EXERCISE OBJECTIVE — Copy every record below, exactly as written.
——————————
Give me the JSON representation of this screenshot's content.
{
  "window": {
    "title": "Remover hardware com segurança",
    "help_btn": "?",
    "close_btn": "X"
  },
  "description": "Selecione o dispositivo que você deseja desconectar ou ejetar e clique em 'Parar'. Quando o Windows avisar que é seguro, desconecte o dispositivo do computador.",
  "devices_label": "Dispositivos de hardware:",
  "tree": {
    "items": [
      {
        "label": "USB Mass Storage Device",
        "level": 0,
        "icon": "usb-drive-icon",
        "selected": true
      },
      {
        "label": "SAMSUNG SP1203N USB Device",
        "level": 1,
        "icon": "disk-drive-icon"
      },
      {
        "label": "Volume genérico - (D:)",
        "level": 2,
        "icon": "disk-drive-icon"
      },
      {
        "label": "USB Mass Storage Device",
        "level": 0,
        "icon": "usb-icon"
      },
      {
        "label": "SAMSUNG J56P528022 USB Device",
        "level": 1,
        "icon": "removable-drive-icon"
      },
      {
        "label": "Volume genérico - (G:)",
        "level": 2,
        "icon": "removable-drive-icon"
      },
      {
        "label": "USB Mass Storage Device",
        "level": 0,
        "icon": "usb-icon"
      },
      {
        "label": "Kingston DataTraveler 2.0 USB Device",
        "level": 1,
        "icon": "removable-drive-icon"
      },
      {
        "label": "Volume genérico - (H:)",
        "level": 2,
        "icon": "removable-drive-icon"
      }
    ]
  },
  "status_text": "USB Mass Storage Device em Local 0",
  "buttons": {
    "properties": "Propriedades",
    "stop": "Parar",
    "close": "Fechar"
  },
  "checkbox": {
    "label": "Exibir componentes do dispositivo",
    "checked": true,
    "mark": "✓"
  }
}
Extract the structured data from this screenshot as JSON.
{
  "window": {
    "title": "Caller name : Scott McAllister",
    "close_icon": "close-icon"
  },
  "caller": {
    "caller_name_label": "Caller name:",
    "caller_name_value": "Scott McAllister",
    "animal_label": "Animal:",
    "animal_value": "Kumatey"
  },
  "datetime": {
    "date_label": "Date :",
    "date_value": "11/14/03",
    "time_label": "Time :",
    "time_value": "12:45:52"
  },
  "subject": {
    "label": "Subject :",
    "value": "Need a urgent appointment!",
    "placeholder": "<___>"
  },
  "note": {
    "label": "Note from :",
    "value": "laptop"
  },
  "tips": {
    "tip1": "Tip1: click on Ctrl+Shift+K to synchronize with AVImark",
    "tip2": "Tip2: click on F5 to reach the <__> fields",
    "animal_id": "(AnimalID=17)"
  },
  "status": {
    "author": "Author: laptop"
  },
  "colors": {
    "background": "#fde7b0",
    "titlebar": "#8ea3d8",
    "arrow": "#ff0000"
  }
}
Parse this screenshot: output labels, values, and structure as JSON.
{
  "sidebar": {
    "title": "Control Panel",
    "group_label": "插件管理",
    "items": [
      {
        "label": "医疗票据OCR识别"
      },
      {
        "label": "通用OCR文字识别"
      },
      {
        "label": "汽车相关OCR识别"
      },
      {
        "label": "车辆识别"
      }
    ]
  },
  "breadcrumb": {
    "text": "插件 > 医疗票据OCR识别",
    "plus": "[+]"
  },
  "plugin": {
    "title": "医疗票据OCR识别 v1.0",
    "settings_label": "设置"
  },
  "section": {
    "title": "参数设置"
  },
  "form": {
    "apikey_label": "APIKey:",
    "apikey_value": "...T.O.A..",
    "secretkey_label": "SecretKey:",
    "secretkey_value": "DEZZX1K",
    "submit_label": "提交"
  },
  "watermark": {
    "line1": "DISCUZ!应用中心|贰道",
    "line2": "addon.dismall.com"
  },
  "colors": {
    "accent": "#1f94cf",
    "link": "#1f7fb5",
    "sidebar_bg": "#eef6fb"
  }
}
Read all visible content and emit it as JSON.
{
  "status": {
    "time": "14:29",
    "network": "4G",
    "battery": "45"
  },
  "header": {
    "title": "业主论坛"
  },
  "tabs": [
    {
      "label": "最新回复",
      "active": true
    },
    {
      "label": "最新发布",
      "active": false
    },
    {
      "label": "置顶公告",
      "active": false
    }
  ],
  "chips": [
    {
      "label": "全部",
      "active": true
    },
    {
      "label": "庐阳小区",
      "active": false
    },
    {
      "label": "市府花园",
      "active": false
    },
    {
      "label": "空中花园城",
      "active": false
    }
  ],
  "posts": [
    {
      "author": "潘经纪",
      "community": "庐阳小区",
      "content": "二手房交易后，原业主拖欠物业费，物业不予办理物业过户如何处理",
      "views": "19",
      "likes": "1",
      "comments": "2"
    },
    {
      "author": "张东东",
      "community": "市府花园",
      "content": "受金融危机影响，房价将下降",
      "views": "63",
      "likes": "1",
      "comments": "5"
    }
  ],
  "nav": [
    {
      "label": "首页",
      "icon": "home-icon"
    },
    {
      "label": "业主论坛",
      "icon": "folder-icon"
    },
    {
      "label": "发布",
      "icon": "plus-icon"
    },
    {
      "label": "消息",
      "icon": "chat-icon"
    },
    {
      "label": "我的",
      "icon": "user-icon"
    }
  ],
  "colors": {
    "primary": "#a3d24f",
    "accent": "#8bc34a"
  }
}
——————————
THE SOLUTION —
Give me the JSON representation of this screenshot's content.
{
  "window": {
    "title": "Remover hardware com segurança",
    "help_btn": "?",
    "close_btn": "X"
  },
  "description": "Selecione o dispositivo que você deseja desconectar ou ejetar e clique em 'Parar'. Quando o Windows avisar que é seguro, desconecte o dispositivo do computador.",
  "devices_label": "Dispositivos de hardware:",
  "tree": {
    "items": [
      {
        "label": "USB Mass Storage Device",
        "level": 0,
        "icon": "usb-drive-icon",
        "selected": true
      },
      {
        "label": "SAMSUNG SP1203N USB Device",
        "level": 1,
        "icon": "disk-drive-icon"
      },
      {
        "label": "Volume genérico - (D:)",
        "level": 2,
        "icon": "disk-drive-icon"
      },
      {
        "label": "USB Mass Storage Device",
        "level": 0,
        "icon": "usb-icon"
      },
      {
        "label": "SAMSUNG J56P528022 USB Device",
        "level": 1,
        "icon": "removable-drive-icon"
      },
      {
        "label": "Volume genérico - (G:)",
        "level": 2,
        "icon": "removable-drive-icon"
      },
      {
        "label": "USB Mass Storage Device",
        "level": 0,
        "icon": "usb-icon"
      },
      {
        "label": "Kingston DataTraveler 2.0 USB Device",
        "level": 1,
        "icon": "removable-drive-icon"
      },
      {
        "label": "Volume genérico - (H:)",
        "level": 2,
        "icon": "removable-drive-icon"
      }
    ]
  },
  "status_text": "USB Mass Storage Device em Local 0",
  "buttons": {
    "properties": "Propriedades",
    "stop": "Parar",
    "close": "Fechar"
  },
  "checkbox": {
    "label": "Exibir componentes do dispositivo",
    "checked": true,
    "mark": "✓"
  }
}
Extract the structured data from this screenshot as JSON.
{
  "window": {
    "title": "Caller name : Scott McAllister",
    "close_icon": "close-icon"
  },
  "caller": {
    "caller_name_label": "Caller name:",
    "caller_name_value": "Scott McAllister",
    "animal_label": "Animal:",
    "animal_value": "Kumatey"
  },
  "datetime": {
    "date_label": "Date :",
    "date_value": "11/14/03",
    "time_label": "Time :",
    "time_value": "12:45:52"
  },
  "subject": {
    "label": "Subject :",
    "value": "Need a urgent appointment!",
    "placeholder": "<___>"
  },
  "note": {
    "label": "Note from :",
    "value": "laptop"
  },
  "tips": {
    "tip1": "Tip1: click on Ctrl+Shift+K to synchronize with AVImark",
    "tip2": "Tip2: click on F5 to reach the <__> fields",
    "animal_id": "(AnimalID=17)"
  },
  "status": {
    "author": "Author: laptop"
  },
  "colors": {
    "background": "#fde7b0",
    "titlebar": "#8ea3d8",
    "arrow": "#ff0000"
  }
}
Parse this screenshot: output labels, values, and structure as JSON.
{
  "sidebar": {
    "title": "Control Panel",
    "group_label": "插件管理",
    "items": [
      {
        "label": "医疗票据OCR识别"
      },
      {
        "label": "通用OCR文字识别"
      },
      {
        "label": "汽车相关OCR识别"
      },
      {
        "label": "车辆识别"
      }
    ]
  },
  "breadcrumb": {
    "text": "插件 > 医疗票据OCR识别",
    "plus": "[+]"
  },
  "plugin": {
    "title": "医疗票据OCR识别 v1.0",
    "settings_label": "设置"
  },
  "section": {
    "title": "参数设置"
  },
  "form": {
    "apikey_label": "APIKey:",
    "apikey_value": "...T.O.A..",
    "secretkey_label": "SecretKey:",
    "secretkey_value": "DEZZX1K",
    "submit_label": "提交"
  },
  "watermark": {
    "line1": "DISCUZ!应用中心|贰道",
    "line2": "addon.dismall.com"
  },
  "colors": {
    "accent": "#1f94cf",
    "link": "#1f7fb5",
    "sidebar_bg": "#eef6fb"
  }
}
Read all visible content and emit it as JSON.
{
  "status": {
    "time": "14:29",
    "network": "4G",
    "battery": "45"
  },
  "header": {
    "title": "业主论坛"
  },
  "tabs": [
    {
      "label": "最新回复",
      "active": true
    },
    {
      "label": "最新发布",
      "active": false
    },
    {
      "label": "置顶公告",
      "active": false
    }
  ],
  "chips": [
    {
      "label": "全部",
      "active": true
    },
    {
      "label": "庐阳小区",
      "active": false
    },
    {
      "label": "市府花园",
      "active": false
    },
    {
      "label": "空中花园城",
      "active": false
    }
  ],
  "posts": [
    {
      "author": "潘经纪",
      "community": "庐阳小区",
      "content": "二手房交易后，原业主拖欠物业费，物业不予办理物业过户如何处理",
      "views": "19",
      "likes": "1",
      "comments": "2"
    },
    {
      "author": "张东东",
      "community": "市府花园",
      "content": "受金融危机影响，房价将下降",
      "views": "63",
      "likes": "1",
      "comments": "5"
    }
  ],
  "nav": [
    {
      "label": "首页",
      "icon": "home-icon"
    },
    {
      "label": "业主论坛",
      "icon": "folder-icon"
    },
    {
      "label": "发布",
      "icon": "plus-icon"
    },
    {
      "label": "消息",
      "icon": "chat-icon"
    },
    {
      "label": "我的",
      "icon": "user-icon"
    }
  ],
  "colors": {
    "primary": "#a3d24f",
    "accent": "#8bc34a"
  }
}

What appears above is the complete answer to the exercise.